* STATED TASK:
Below is a block of records; return all of them exactly, but without the images.

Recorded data
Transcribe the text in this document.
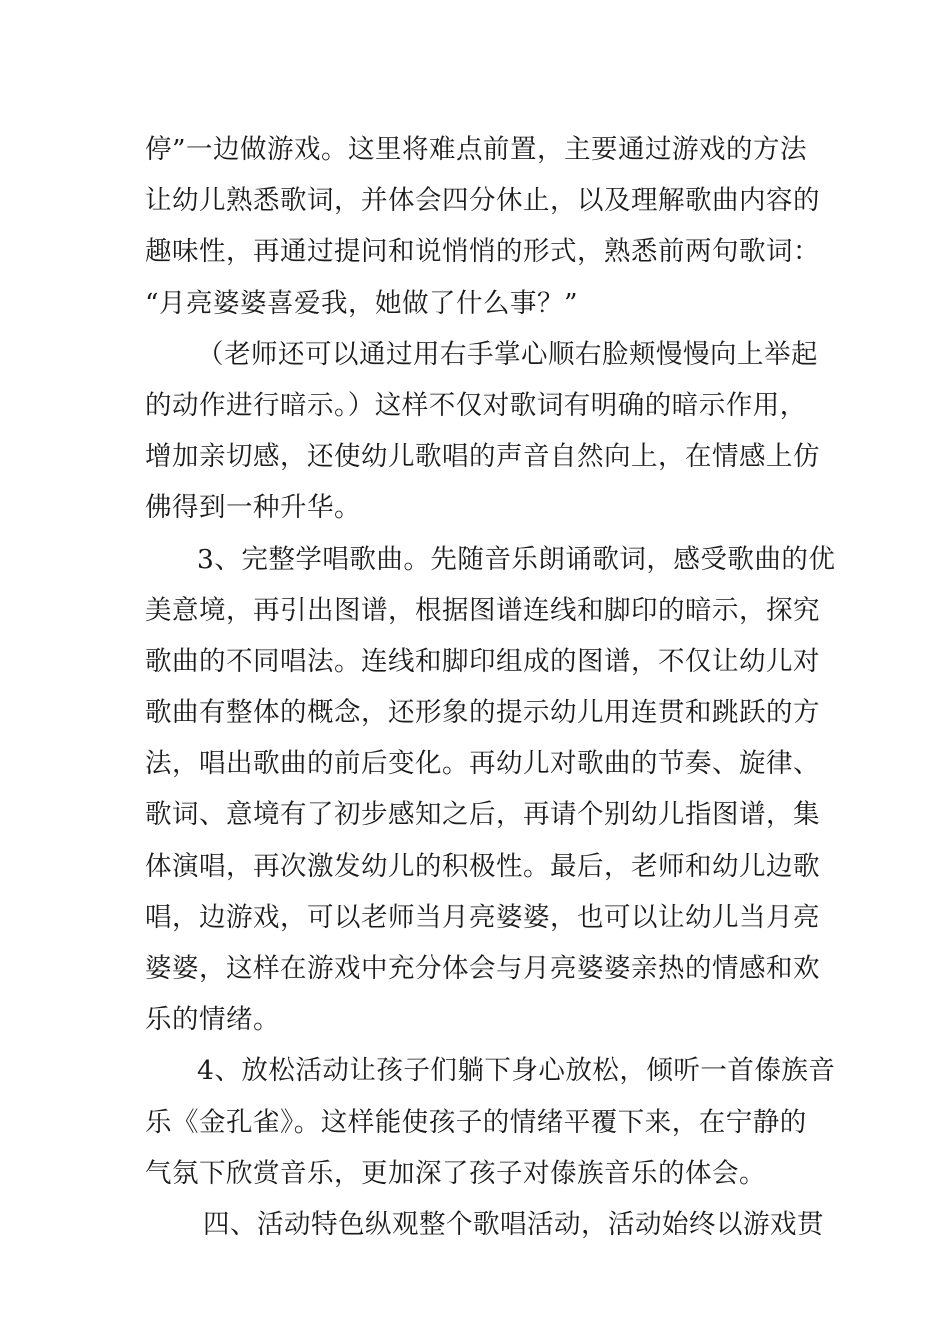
停”一边做游戏。这里将难点前置，主要通过游戏的方法
让幼儿熟悉歌词，并体会四分休止，以及理解歌曲内容的
趣味性，再通过提问和说悄悄的形式，熟悉前两句歌词：
“月亮婆婆喜爱我，她做了什么事？”
（老师还可以通过用右手掌心顺右脸颊慢慢向上举起
的动作进行暗示。）这样不仅对歌词有明确的暗示作用，
增加亲切感，还使幼儿歌唱的声音自然向上，在情感上仿
佛得到一种升华。
3、完整学唱歌曲。先随音乐朗诵歌词，感受歌曲的优
美意境，再引出图谱，根据图谱连线和脚印的暗示，探究
歌曲的不同唱法。连线和脚印组成的图谱，不仅让幼儿对
歌曲有整体的概念，还形象的提示幼儿用连贯和跳跃的方
法，唱出歌曲的前后变化。再幼儿对歌曲的节奏、旋律、
歌词、意境有了初步感知之后，再请个别幼儿指图谱，集
体演唱，再次激发幼儿的积极性。最后，老师和幼儿边歌
唱，边游戏，可以老师当月亮婆婆，也可以让幼儿当月亮
婆婆，这样在游戏中充分体会与月亮婆婆亲热的情感和欢
乐的情绪。
4、放松活动让孩子们躺下身心放松，倾听一首傣族音
乐《金孔雀》。这样能使孩子的情绪平覆下来，在宁静的
气氛下欣赏音乐，更加深了孩子对傣族音乐的体会。
四、活动特色纵观整个歌唱活动，活动始终以游戏贯
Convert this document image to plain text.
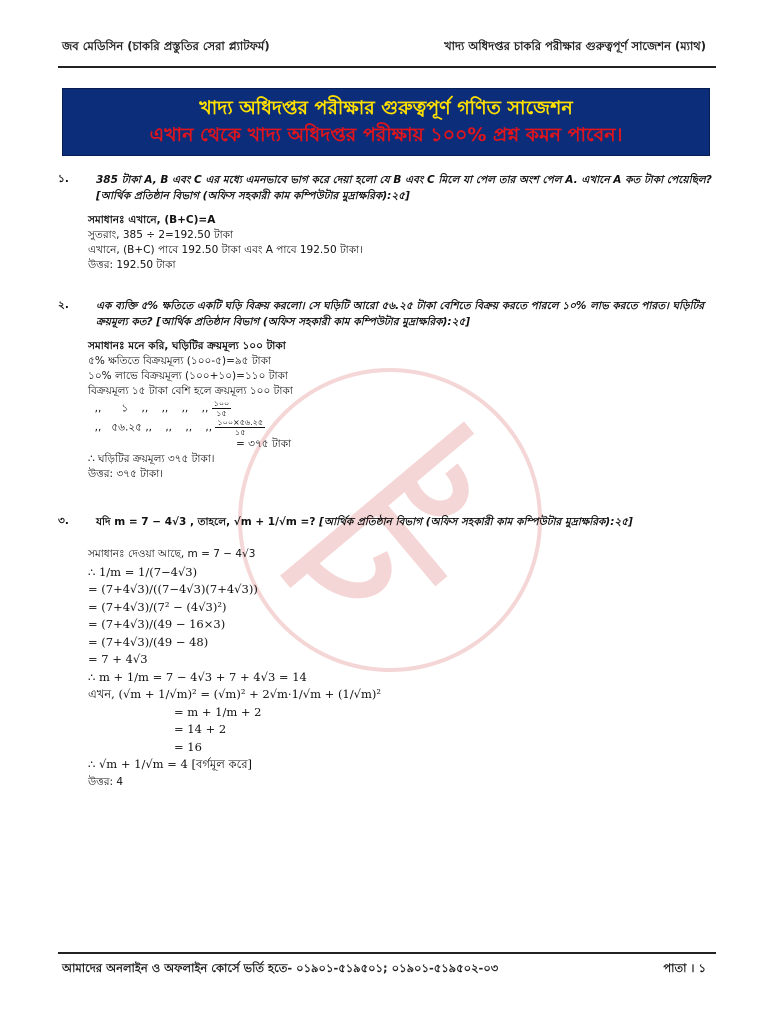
জব মেডিসিন (চাকরি প্রস্তুতির সেরা প্ল্যাটফর্ম)	খাদ্য অধিদপ্তর চাকরি পরীক্ষার গুরুত্বপূর্ণ সাজেশন (ম্যাথ)
খাদ্য অধিদপ্তর পরীক্ষার গুরুত্বপূর্ণ গণিত সাজেশন
এখান থেকে খাদ্য অধিদপ্তর পরীক্ষায় ১০০% প্রশ্ন কমন পাবেন।
১.	385 টাকা A, B এবং C এর মধ্যে এমনভাবে ভাগ করে দেয়া হলো যে B এবং C মিলে যা পেল তার অংশ পেল A. এখানে A কত টাকা পেয়েছিল? [আর্থিক প্রতিষ্ঠান বিভাগ (অফিস সহকারী কাম কম্পিউটার মুদ্রাক্ষরিক):২৫]
সমাধানঃ এখানে, (B+C)=A
সুতরাং, 385 ÷ 2=192.50 টাকা
এখানে, (B+C) পাবে 192.50 টাকা এবং A পাবে 192.50 টাকা।
উত্তর: 192.50 টাকা
২.	এক ব্যক্তি ৫% ক্ষতিতে একটি ঘড়ি বিক্রয় করলো। সে ঘড়িটি আরো ৫৬.২৫ টাকা বেশিতে বিক্রয় করতে পারলে ১০% লাভ করতে পারত। ঘড়িটির ক্রয়মূল্য কত? [আর্থিক প্রতিষ্ঠান বিভাগ (অফিস সহকারী কাম কম্পিউটার মুদ্রাক্ষরিক):২৫]
সমাধানঃ মনে করি, ঘড়িটির ক্রয়মূল্য ১০০ টাকা
৫% ক্ষতিতে বিক্রয়মূল্য (১০০-৫)=৯৫ টাকা
১০% লাভে বিক্রয়মূল্য (১০০+১০)=১১০ টাকা
বিক্রয়মূল্য ১৫ টাকা বেশি হলে ক্রয়মূল্য ১০০ টাকা
,,      ১    ,,    ,,    ,,    ,, $\frac{১০০}{১৫}$
,,   ৫৬.২৫ ,,    ,,    ,,    ,, $\frac{১০০\times ৫৬.২৫}{১৫}$
= ৩৭৫ টাকা
∴ ঘড়িটির ক্রয়মূল্য ৩৭৫ টাকা।
উত্তর: ৩৭৫ টাকা।
৩.	যদি m = 7 − 4√3 , তাহলে, √m + 1/√m =? [আর্থিক প্রতিষ্ঠান বিভাগ (অফিস সহকারী কাম কম্পিউটার মুদ্রাক্ষরিক):২৫]
সমাধানঃ দেওয়া আছে, m = 7 − 4√3
∴ 1/m = 1/(7−4√3)
= (7+4√3)/((7−4√3)(7+4√3))
= (7+4√3)/(7² − (4√3)²)
= (7+4√3)/(49 − 16×3)
= (7+4√3)/(49 − 48)
= 7 + 4√3
∴ m + 1/m = 7 − 4√3 + 7 + 4√3 = 14
এখন, (√m + 1/√m)² = (√m)² + 2√m·1/√m + (1/√m)²
= m + 1/m + 2
= 14 + 2
= 16
∴ √m + 1/√m = 4 [বর্গমূল করে]
উত্তর: 4
আমাদের অনলাইন ও অফলাইন কোর্সে ভর্তি হতে- ০১৯০১-৫১৯৫০১; ০১৯০১-৫১৯৫০২-০৩	পাতা । ১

* ANSWER TO THIS TASK:
Transcribe the text in this document.
停”一边做游戏。这里将难点前置，主要通过游戏的方法
让幼儿熟悉歌词，并体会四分休止，以及理解歌曲内容的
趣味性，再通过提问和说悄悄的形式，熟悉前两句歌词：
“月亮婆婆喜爱我，她做了什么事？”
（老师还可以通过用右手掌心顺右脸颊慢慢向上举起
的动作进行暗示。）这样不仅对歌词有明确的暗示作用，
增加亲切感，还使幼儿歌唱的声音自然向上，在情感上仿
佛得到一种升华。
3、完整学唱歌曲。先随音乐朗诵歌词，感受歌曲的优
美意境，再引出图谱，根据图谱连线和脚印的暗示，探究
歌曲的不同唱法。连线和脚印组成的图谱，不仅让幼儿对
歌曲有整体的概念，还形象的提示幼儿用连贯和跳跃的方
法，唱出歌曲的前后变化。再幼儿对歌曲的节奏、旋律、
歌词、意境有了初步感知之后，再请个别幼儿指图谱，集
体演唱，再次激发幼儿的积极性。最后，老师和幼儿边歌
唱，边游戏，可以老师当月亮婆婆，也可以让幼儿当月亮
婆婆，这样在游戏中充分体会与月亮婆婆亲热的情感和欢
乐的情绪。
4、放松活动让孩子们躺下身心放松，倾听一首傣族音
乐《金孔雀》。这样能使孩子的情绪平覆下来，在宁静的
气氛下欣赏音乐，更加深了孩子对傣族音乐的体会。
四、活动特色纵观整个歌唱活动，活动始终以游戏贯
Convert this document image to plain text.
জব মেডিসিন (চাকরি প্রস্তুতির সেরা প্ল্যাটফর্ম)	খাদ্য অধিদপ্তর চাকরি পরীক্ষার গুরুত্বপূর্ণ সাজেশন (ম্যাথ)
খাদ্য অধিদপ্তর পরীক্ষার গুরুত্বপূর্ণ গণিত সাজেশন
এখান থেকে খাদ্য অধিদপ্তর পরীক্ষায় ১০০% প্রশ্ন কমন পাবেন।
১.	385 টাকা A, B এবং C এর মধ্যে এমনভাবে ভাগ করে দেয়া হলো যে B এবং C মিলে যা পেল তার অংশ পেল A. এখানে A কত টাকা পেয়েছিল? [আর্থিক প্রতিষ্ঠান বিভাগ (অফিস সহকারী কাম কম্পিউটার মুদ্রাক্ষরিক):২৫]
সমাধানঃ এখানে, (B+C)=A
সুতরাং, 385 ÷ 2=192.50 টাকা
এখানে, (B+C) পাবে 192.50 টাকা এবং A পাবে 192.50 টাকা।
উত্তর: 192.50 টাকা
২.	এক ব্যক্তি ৫% ক্ষতিতে একটি ঘড়ি বিক্রয় করলো। সে ঘড়িটি আরো ৫৬.২৫ টাকা বেশিতে বিক্রয় করতে পারলে ১০% লাভ করতে পারত। ঘড়িটির ক্রয়মূল্য কত? [আর্থিক প্রতিষ্ঠান বিভাগ (অফিস সহকারী কাম কম্পিউটার মুদ্রাক্ষরিক):২৫]
সমাধানঃ মনে করি, ঘড়িটির ক্রয়মূল্য ১০০ টাকা
৫% ক্ষতিতে বিক্রয়মূল্য (১০০-৫)=৯৫ টাকা
১০% লাভে বিক্রয়মূল্য (১০০+১০)=১১০ টাকা
বিক্রয়মূল্য ১৫ টাকা বেশি হলে ক্রয়মূল্য ১০০ টাকা
,,      ১    ,,    ,,    ,,    ,, $\frac{১০০}{১৫}$
,,   ৫৬.২৫ ,,    ,,    ,,    ,, $\frac{১০০\times ৫৬.২৫}{১৫}$
= ৩৭৫ টাকা
∴ ঘড়িটির ক্রয়মূল্য ৩৭৫ টাকা।
উত্তর: ৩৭৫ টাকা।
৩.	যদি m = 7 − 4√3 , তাহলে, √m + 1/√m =? [আর্থিক প্রতিষ্ঠান বিভাগ (অফিস সহকারী কাম কম্পিউটার মুদ্রাক্ষরিক):২৫]
সমাধানঃ দেওয়া আছে, m = 7 − 4√3
∴ 1/m = 1/(7−4√3)
= (7+4√3)/((7−4√3)(7+4√3))
= (7+4√3)/(7² − (4√3)²)
= (7+4√3)/(49 − 16×3)
= (7+4√3)/(49 − 48)
= 7 + 4√3
∴ m + 1/m = 7 − 4√3 + 7 + 4√3 = 14
এখন, (√m + 1/√m)² = (√m)² + 2√m·1/√m + (1/√m)²
= m + 1/m + 2
= 14 + 2
= 16
∴ √m + 1/√m = 4 [বর্গমূল করে]
উত্তর: 4
আমাদের অনলাইন ও অফলাইন কোর্সে ভর্তি হতে- ০১৯০১-৫১৯৫০১; ০১৯০১-৫১৯৫০২-০৩	পাতা । ১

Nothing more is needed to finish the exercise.